INSTRUCTIONS TO FOLLOW: Copy each line of the listing below exactly.

Rows from a figure dataset

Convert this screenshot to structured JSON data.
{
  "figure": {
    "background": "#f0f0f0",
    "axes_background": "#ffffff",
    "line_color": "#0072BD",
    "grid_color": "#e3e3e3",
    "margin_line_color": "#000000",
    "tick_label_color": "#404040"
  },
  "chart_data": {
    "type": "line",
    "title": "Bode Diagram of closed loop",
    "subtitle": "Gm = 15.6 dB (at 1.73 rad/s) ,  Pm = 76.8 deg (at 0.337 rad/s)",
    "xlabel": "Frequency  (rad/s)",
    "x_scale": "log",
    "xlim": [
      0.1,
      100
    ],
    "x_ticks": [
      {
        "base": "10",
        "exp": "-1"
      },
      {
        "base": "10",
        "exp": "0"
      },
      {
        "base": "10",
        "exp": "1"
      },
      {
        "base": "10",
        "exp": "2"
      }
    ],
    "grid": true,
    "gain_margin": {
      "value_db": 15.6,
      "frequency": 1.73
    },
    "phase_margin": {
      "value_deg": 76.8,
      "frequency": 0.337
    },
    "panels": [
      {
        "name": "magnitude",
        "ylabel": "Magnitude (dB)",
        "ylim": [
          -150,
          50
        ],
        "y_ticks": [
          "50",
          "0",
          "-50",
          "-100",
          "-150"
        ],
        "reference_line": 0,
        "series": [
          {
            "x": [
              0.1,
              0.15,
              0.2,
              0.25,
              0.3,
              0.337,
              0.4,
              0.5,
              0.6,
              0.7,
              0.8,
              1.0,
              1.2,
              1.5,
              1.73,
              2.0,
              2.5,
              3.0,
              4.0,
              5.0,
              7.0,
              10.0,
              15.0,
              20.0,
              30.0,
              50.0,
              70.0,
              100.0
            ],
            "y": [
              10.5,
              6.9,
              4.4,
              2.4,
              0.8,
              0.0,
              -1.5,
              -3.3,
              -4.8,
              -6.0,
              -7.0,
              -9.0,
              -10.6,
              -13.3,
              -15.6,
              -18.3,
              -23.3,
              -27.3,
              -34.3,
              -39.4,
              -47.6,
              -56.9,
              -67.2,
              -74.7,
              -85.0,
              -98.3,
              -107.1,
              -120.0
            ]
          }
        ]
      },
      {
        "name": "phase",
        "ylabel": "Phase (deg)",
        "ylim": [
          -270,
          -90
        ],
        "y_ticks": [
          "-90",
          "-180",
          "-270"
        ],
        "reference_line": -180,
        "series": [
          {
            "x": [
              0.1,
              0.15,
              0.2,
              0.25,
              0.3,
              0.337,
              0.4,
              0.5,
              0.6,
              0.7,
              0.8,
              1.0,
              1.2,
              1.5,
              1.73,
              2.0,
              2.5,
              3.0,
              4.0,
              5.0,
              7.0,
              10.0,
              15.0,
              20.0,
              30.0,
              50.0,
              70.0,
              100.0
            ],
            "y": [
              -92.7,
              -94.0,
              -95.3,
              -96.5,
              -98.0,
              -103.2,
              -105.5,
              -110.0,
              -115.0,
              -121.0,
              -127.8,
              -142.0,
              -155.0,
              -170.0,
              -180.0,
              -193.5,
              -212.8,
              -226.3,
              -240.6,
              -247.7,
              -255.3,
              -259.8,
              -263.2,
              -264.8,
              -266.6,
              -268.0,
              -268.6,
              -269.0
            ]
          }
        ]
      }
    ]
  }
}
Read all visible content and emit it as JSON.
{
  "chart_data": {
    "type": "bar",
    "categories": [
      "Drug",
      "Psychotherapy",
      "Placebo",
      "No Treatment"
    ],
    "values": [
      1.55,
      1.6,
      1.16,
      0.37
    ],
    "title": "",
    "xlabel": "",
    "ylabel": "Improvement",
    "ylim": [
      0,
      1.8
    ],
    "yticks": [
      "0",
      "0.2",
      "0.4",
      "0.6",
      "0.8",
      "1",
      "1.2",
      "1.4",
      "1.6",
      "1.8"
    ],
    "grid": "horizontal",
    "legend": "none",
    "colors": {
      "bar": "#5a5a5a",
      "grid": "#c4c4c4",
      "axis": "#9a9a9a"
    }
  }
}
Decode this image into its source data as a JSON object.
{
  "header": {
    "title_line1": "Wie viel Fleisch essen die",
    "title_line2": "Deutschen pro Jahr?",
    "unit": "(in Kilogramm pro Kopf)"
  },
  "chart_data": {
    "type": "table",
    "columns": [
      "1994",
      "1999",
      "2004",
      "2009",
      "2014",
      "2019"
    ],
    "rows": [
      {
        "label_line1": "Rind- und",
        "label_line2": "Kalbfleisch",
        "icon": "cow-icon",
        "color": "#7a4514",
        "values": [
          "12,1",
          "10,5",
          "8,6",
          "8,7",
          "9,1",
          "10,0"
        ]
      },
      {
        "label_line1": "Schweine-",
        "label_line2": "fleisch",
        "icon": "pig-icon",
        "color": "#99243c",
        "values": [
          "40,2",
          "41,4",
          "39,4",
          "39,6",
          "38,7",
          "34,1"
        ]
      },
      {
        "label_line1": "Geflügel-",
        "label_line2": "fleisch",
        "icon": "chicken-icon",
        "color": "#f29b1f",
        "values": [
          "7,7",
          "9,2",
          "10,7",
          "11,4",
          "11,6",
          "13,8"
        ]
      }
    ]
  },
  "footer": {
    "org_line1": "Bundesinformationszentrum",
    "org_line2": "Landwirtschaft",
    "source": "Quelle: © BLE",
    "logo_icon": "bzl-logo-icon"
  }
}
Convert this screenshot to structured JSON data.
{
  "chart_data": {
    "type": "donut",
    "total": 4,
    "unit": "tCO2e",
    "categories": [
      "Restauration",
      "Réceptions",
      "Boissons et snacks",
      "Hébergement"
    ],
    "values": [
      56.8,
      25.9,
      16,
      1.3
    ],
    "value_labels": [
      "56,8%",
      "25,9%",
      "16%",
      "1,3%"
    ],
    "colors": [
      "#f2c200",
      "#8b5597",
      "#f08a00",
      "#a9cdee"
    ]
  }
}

ANSWER TO THIS EXERCISE:
Convert this screenshot to structured JSON data.
{
  "figure": {
    "background": "#f0f0f0",
    "axes_background": "#ffffff",
    "line_color": "#0072BD",
    "grid_color": "#e3e3e3",
    "margin_line_color": "#000000",
    "tick_label_color": "#404040"
  },
  "chart_data": {
    "type": "line",
    "title": "Bode Diagram of closed loop",
    "subtitle": "Gm = 15.6 dB (at 1.73 rad/s) ,  Pm = 76.8 deg (at 0.337 rad/s)",
    "xlabel": "Frequency  (rad/s)",
    "x_scale": "log",
    "xlim": [
      0.1,
      100
    ],
    "x_ticks": [
      {
        "base": "10",
        "exp": "-1"
      },
      {
        "base": "10",
        "exp": "0"
      },
      {
        "base": "10",
        "exp": "1"
      },
      {
        "base": "10",
        "exp": "2"
      }
    ],
    "grid": true,
    "gain_margin": {
      "value_db": 15.6,
      "frequency": 1.73
    },
    "phase_margin": {
      "value_deg": 76.8,
      "frequency": 0.337
    },
    "panels": [
      {
        "name": "magnitude",
        "ylabel": "Magnitude (dB)",
        "ylim": [
          -150,
          50
        ],
        "y_ticks": [
          "50",
          "0",
          "-50",
          "-100",
          "-150"
        ],
        "reference_line": 0,
        "series": [
          {
            "x": [
              0.1,
              0.15,
              0.2,
              0.25,
              0.3,
              0.337,
              0.4,
              0.5,
              0.6,
              0.7,
              0.8,
              1.0,
              1.2,
              1.5,
              1.73,
              2.0,
              2.5,
              3.0,
              4.0,
              5.0,
              7.0,
              10.0,
              15.0,
              20.0,
              30.0,
              50.0,
              70.0,
              100.0
            ],
            "y": [
              10.5,
              6.9,
              4.4,
              2.4,
              0.8,
              0.0,
              -1.5,
              -3.3,
              -4.8,
              -6.0,
              -7.0,
              -9.0,
              -10.6,
              -13.3,
              -15.6,
              -18.3,
              -23.3,
              -27.3,
              -34.3,
              -39.4,
              -47.6,
              -56.9,
              -67.2,
              -74.7,
              -85.0,
              -98.3,
              -107.1,
              -120.0
            ]
          }
        ]
      },
      {
        "name": "phase",
        "ylabel": "Phase (deg)",
        "ylim": [
          -270,
          -90
        ],
        "y_ticks": [
          "-90",
          "-180",
          "-270"
        ],
        "reference_line": -180,
        "series": [
          {
            "x": [
              0.1,
              0.15,
              0.2,
              0.25,
              0.3,
              0.337,
              0.4,
              0.5,
              0.6,
              0.7,
              0.8,
              1.0,
              1.2,
              1.5,
              1.73,
              2.0,
              2.5,
              3.0,
              4.0,
              5.0,
              7.0,
              10.0,
              15.0,
              20.0,
              30.0,
              50.0,
              70.0,
              100.0
            ],
            "y": [
              -92.7,
              -94.0,
              -95.3,
              -96.5,
              -98.0,
              -103.2,
              -105.5,
              -110.0,
              -115.0,
              -121.0,
              -127.8,
              -142.0,
              -155.0,
              -170.0,
              -180.0,
              -193.5,
              -212.8,
              -226.3,
              -240.6,
              -247.7,
              -255.3,
              -259.8,
              -263.2,
              -264.8,
              -266.6,
              -268.0,
              -268.6,
              -269.0
            ]
          }
        ]
      }
    ]
  }
}
Read all visible content and emit it as JSON.
{
  "chart_data": {
    "type": "bar",
    "categories": [
      "Drug",
      "Psychotherapy",
      "Placebo",
      "No Treatment"
    ],
    "values": [
      1.55,
      1.6,
      1.16,
      0.37
    ],
    "title": "",
    "xlabel": "",
    "ylabel": "Improvement",
    "ylim": [
      0,
      1.8
    ],
    "yticks": [
      "0",
      "0.2",
      "0.4",
      "0.6",
      "0.8",
      "1",
      "1.2",
      "1.4",
      "1.6",
      "1.8"
    ],
    "grid": "horizontal",
    "legend": "none",
    "colors": {
      "bar": "#5a5a5a",
      "grid": "#c4c4c4",
      "axis": "#9a9a9a"
    }
  }
}
Decode this image into its source data as a JSON object.
{
  "header": {
    "title_line1": "Wie viel Fleisch essen die",
    "title_line2": "Deutschen pro Jahr?",
    "unit": "(in Kilogramm pro Kopf)"
  },
  "chart_data": {
    "type": "table",
    "columns": [
      "1994",
      "1999",
      "2004",
      "2009",
      "2014",
      "2019"
    ],
    "rows": [
      {
        "label_line1": "Rind- und",
        "label_line2": "Kalbfleisch",
        "icon": "cow-icon",
        "color": "#7a4514",
        "values": [
          "12,1",
          "10,5",
          "8,6",
          "8,7",
          "9,1",
          "10,0"
        ]
      },
      {
        "label_line1": "Schweine-",
        "label_line2": "fleisch",
        "icon": "pig-icon",
        "color": "#99243c",
        "values": [
          "40,2",
          "41,4",
          "39,4",
          "39,6",
          "38,7",
          "34,1"
        ]
      },
      {
        "label_line1": "Geflügel-",
        "label_line2": "fleisch",
        "icon": "chicken-icon",
        "color": "#f29b1f",
        "values": [
          "7,7",
          "9,2",
          "10,7",
          "11,4",
          "11,6",
          "13,8"
        ]
      }
    ]
  },
  "footer": {
    "org_line1": "Bundesinformationszentrum",
    "org_line2": "Landwirtschaft",
    "source": "Quelle: © BLE",
    "logo_icon": "bzl-logo-icon"
  }
}
Convert this screenshot to structured JSON data.
{
  "chart_data": {
    "type": "donut",
    "total": 4,
    "unit": "tCO2e",
    "categories": [
      "Restauration",
      "Réceptions",
      "Boissons et snacks",
      "Hébergement"
    ],
    "values": [
      56.8,
      25.9,
      16,
      1.3
    ],
    "value_labels": [
      "56,8%",
      "25,9%",
      "16%",
      "1,3%"
    ],
    "colors": [
      "#f2c200",
      "#8b5597",
      "#f08a00",
      "#a9cdee"
    ]
  }
}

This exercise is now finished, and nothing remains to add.